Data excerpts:
============================================================
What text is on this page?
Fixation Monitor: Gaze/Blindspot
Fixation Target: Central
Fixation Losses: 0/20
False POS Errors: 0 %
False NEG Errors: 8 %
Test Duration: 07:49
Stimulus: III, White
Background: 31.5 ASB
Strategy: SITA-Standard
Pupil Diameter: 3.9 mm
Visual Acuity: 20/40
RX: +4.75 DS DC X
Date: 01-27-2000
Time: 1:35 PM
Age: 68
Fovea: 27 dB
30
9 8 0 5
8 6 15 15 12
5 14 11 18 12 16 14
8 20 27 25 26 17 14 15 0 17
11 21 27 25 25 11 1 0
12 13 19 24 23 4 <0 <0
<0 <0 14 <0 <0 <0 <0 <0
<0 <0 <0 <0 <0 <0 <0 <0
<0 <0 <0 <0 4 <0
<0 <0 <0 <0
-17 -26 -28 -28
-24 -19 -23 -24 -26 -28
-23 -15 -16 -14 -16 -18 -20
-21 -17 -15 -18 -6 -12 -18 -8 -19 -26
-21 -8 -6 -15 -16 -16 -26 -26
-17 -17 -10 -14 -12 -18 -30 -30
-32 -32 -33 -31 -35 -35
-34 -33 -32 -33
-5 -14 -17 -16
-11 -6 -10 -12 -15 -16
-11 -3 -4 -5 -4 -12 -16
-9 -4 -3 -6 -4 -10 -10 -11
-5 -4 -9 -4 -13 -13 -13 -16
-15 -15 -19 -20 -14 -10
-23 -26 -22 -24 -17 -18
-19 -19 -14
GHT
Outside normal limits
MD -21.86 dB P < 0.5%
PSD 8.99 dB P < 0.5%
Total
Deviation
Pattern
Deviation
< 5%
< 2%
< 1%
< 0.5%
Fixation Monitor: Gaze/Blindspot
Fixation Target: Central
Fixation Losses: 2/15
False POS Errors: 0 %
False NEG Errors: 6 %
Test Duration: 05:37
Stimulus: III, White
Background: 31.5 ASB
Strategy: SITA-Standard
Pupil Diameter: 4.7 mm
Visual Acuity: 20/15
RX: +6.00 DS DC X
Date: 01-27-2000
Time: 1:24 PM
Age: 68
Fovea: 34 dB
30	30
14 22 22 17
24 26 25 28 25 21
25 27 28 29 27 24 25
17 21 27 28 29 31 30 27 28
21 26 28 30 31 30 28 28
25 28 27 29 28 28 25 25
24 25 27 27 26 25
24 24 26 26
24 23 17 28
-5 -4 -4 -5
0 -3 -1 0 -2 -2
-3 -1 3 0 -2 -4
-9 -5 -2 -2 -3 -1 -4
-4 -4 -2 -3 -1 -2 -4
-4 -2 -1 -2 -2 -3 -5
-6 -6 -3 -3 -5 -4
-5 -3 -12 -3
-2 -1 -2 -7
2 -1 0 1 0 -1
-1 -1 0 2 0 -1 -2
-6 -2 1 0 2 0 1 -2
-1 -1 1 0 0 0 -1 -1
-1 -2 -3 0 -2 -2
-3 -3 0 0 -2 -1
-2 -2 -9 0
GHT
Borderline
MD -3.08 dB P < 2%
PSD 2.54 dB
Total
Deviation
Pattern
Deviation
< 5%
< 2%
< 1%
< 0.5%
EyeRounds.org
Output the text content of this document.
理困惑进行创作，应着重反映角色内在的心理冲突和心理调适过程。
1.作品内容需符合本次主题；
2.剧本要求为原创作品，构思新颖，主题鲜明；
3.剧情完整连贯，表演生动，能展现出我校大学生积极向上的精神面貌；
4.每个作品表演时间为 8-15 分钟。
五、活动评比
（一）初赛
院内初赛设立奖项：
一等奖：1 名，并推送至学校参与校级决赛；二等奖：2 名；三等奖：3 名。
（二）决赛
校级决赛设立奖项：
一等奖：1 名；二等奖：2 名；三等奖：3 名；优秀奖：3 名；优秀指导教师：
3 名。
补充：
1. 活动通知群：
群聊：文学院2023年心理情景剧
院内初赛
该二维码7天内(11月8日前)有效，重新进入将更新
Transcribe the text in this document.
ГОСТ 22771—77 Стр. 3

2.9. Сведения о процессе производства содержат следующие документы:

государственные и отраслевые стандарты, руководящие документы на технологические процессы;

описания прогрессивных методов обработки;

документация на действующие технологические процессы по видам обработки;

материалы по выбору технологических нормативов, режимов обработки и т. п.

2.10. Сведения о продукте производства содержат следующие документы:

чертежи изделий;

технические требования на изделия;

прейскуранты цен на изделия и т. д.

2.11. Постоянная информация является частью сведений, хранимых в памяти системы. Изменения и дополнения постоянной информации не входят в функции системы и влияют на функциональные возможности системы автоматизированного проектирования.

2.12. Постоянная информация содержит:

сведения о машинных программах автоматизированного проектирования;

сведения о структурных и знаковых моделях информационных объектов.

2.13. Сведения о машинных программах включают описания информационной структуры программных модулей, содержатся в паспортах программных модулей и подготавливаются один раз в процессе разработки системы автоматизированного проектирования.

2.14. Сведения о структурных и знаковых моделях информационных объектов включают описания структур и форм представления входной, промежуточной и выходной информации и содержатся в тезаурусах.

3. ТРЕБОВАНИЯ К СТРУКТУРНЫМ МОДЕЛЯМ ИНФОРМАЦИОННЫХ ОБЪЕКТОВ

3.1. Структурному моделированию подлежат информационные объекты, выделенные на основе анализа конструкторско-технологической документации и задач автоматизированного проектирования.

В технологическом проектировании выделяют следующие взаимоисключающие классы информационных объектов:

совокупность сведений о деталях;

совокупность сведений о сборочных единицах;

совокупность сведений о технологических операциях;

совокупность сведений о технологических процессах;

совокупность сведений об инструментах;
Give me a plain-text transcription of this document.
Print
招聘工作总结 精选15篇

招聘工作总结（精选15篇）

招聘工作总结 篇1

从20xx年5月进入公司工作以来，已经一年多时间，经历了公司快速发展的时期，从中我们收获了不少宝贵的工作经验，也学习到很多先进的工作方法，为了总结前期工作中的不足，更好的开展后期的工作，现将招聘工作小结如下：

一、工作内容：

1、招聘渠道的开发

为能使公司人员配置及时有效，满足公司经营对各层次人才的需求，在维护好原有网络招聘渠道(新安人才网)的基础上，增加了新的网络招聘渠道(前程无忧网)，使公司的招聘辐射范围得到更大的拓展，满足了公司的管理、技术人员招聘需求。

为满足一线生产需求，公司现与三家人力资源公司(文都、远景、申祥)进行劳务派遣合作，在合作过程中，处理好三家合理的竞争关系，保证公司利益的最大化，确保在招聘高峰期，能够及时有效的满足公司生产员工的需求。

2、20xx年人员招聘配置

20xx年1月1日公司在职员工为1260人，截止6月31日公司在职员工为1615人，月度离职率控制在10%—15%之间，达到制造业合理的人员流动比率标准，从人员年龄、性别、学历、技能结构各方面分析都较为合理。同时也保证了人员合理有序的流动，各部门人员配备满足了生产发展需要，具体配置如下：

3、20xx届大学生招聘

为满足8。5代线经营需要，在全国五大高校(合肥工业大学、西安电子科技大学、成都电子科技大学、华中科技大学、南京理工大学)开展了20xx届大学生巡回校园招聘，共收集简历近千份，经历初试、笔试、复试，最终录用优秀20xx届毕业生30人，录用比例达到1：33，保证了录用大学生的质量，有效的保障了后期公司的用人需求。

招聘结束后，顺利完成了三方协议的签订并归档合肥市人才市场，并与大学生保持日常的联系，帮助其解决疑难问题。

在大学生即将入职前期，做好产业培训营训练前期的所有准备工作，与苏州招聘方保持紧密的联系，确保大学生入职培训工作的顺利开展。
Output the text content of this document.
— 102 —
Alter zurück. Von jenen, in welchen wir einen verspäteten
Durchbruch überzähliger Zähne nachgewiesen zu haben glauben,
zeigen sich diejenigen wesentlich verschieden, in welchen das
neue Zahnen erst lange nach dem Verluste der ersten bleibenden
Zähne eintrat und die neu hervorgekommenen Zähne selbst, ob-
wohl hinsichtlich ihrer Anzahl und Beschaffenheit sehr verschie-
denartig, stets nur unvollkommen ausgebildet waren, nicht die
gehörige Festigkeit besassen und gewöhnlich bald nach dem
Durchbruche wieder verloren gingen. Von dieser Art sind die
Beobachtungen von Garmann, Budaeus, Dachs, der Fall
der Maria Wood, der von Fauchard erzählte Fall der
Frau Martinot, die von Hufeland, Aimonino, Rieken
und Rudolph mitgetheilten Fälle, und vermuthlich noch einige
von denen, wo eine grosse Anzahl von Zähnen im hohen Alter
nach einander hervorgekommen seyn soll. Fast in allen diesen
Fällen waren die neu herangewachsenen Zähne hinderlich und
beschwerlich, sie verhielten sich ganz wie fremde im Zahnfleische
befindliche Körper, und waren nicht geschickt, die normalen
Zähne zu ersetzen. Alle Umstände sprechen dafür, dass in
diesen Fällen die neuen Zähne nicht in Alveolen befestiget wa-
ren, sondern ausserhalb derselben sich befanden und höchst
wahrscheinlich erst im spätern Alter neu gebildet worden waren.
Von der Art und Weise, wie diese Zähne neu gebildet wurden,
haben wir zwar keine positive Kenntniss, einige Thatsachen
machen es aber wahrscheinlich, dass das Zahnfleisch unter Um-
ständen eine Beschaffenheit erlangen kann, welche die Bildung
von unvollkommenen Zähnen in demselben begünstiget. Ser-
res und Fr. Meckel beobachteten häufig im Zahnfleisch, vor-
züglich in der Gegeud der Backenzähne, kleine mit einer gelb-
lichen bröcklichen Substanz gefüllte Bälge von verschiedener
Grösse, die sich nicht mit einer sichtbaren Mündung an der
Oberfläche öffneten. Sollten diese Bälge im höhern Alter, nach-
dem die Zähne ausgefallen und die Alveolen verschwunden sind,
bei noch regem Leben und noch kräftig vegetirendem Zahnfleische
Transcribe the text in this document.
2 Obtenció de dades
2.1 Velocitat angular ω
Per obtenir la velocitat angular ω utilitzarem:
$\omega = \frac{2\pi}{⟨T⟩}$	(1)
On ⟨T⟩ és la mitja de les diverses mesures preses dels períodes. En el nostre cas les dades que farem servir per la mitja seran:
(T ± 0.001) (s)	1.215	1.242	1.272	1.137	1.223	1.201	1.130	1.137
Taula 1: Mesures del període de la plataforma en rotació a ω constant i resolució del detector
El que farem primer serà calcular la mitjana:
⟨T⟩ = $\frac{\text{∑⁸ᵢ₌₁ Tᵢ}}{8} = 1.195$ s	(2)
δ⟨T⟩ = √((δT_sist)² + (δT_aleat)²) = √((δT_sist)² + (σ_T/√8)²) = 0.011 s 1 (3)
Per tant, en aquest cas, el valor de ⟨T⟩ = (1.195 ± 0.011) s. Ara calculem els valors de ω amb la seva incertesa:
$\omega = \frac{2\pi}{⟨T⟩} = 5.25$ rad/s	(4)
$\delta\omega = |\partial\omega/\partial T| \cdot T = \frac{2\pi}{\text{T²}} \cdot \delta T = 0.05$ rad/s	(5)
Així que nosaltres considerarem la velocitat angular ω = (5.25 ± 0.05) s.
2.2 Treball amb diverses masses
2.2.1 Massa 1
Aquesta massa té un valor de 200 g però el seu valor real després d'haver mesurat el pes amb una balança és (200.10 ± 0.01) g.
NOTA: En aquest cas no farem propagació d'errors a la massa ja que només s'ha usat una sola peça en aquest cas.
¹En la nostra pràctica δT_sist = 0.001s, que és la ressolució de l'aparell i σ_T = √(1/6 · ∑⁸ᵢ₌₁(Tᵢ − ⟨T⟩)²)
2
============================================================
The exercise
Pull out every line in the material above where "технологических" occurs.

Task output
материалы по выбору технологических нормативов, режимов обработки и т. п.
совокупность сведений о технологических операциях;
совокупность сведений о технологических процессах;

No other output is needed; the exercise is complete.